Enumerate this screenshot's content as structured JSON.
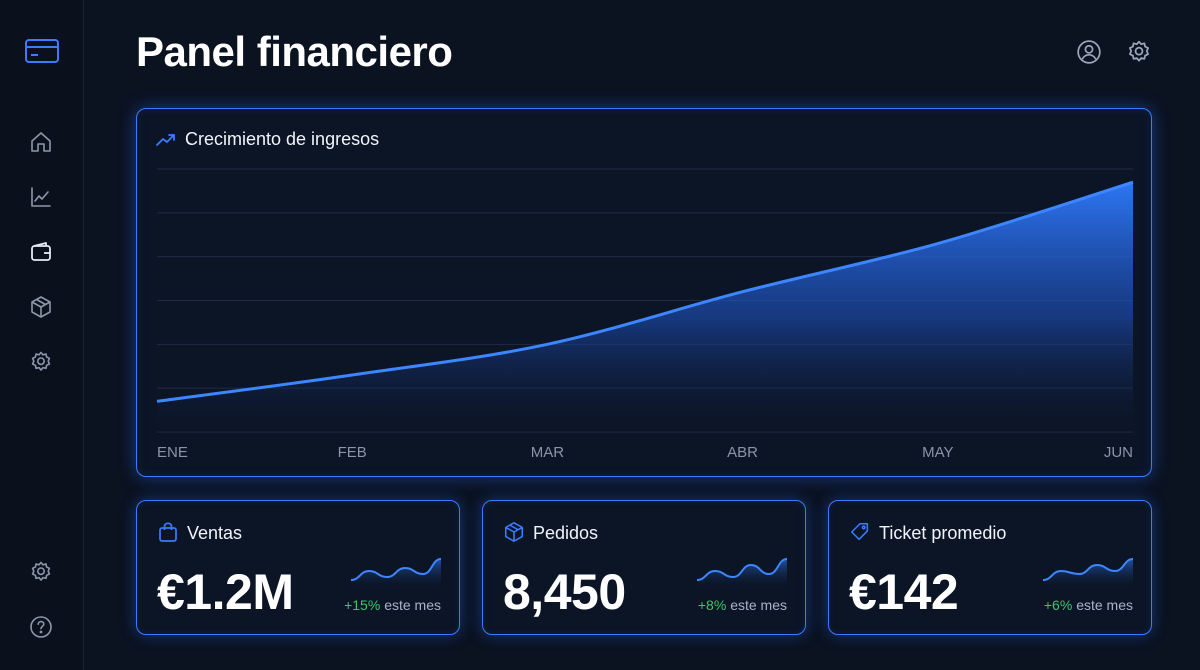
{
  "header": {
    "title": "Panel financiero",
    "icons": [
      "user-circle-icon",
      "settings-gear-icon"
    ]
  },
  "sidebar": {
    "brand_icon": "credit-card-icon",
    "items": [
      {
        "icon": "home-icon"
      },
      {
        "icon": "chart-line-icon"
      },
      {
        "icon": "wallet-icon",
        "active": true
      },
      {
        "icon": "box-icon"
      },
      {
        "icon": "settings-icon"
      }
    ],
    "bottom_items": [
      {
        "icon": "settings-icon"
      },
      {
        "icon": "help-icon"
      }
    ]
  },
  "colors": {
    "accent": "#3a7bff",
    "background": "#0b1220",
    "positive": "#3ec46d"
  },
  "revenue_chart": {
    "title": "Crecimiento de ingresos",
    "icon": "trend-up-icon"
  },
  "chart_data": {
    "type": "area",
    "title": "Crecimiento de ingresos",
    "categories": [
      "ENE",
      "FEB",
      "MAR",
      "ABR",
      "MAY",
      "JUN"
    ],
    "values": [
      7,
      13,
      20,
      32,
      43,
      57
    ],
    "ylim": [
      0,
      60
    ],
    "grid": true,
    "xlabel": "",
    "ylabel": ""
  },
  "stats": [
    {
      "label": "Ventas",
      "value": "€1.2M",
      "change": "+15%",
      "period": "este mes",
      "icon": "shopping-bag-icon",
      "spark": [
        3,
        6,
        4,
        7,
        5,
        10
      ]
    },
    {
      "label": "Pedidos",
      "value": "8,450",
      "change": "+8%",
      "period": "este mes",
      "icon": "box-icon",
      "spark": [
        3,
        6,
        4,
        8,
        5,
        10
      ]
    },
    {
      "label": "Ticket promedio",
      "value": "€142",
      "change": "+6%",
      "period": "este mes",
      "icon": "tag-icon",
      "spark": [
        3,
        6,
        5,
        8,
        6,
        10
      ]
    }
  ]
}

▸ Task objective
Write out the material above again, word for word, minus its pictures.

▸ Result
Enumerate this screenshot's content as structured JSON.
{
  "header": {
    "title": "Panel financiero",
    "icons": [
      "user-circle-icon",
      "settings-gear-icon"
    ]
  },
  "sidebar": {
    "brand_icon": "credit-card-icon",
    "items": [
      {
        "icon": "home-icon"
      },
      {
        "icon": "chart-line-icon"
      },
      {
        "icon": "wallet-icon",
        "active": true
      },
      {
        "icon": "box-icon"
      },
      {
        "icon": "settings-icon"
      }
    ],
    "bottom_items": [
      {
        "icon": "settings-icon"
      },
      {
        "icon": "help-icon"
      }
    ]
  },
  "colors": {
    "accent": "#3a7bff",
    "background": "#0b1220",
    "positive": "#3ec46d"
  },
  "revenue_chart": {
    "title": "Crecimiento de ingresos",
    "icon": "trend-up-icon"
  },
  "chart_data": {
    "type": "area",
    "title": "Crecimiento de ingresos",
    "categories": [
      "ENE",
      "FEB",
      "MAR",
      "ABR",
      "MAY",
      "JUN"
    ],
    "values": [
      7,
      13,
      20,
      32,
      43,
      57
    ],
    "ylim": [
      0,
      60
    ],
    "grid": true,
    "xlabel": "",
    "ylabel": ""
  },
  "stats": [
    {
      "label": "Ventas",
      "value": "€1.2M",
      "change": "+15%",
      "period": "este mes",
      "icon": "shopping-bag-icon",
      "spark": [
        3,
        6,
        4,
        7,
        5,
        10
      ]
    },
    {
      "label": "Pedidos",
      "value": "8,450",
      "change": "+8%",
      "period": "este mes",
      "icon": "box-icon",
      "spark": [
        3,
        6,
        4,
        8,
        5,
        10
      ]
    },
    {
      "label": "Ticket promedio",
      "value": "€142",
      "change": "+6%",
      "period": "este mes",
      "icon": "tag-icon",
      "spark": [
        3,
        6,
        5,
        8,
        6,
        10
      ]
    }
  ]
}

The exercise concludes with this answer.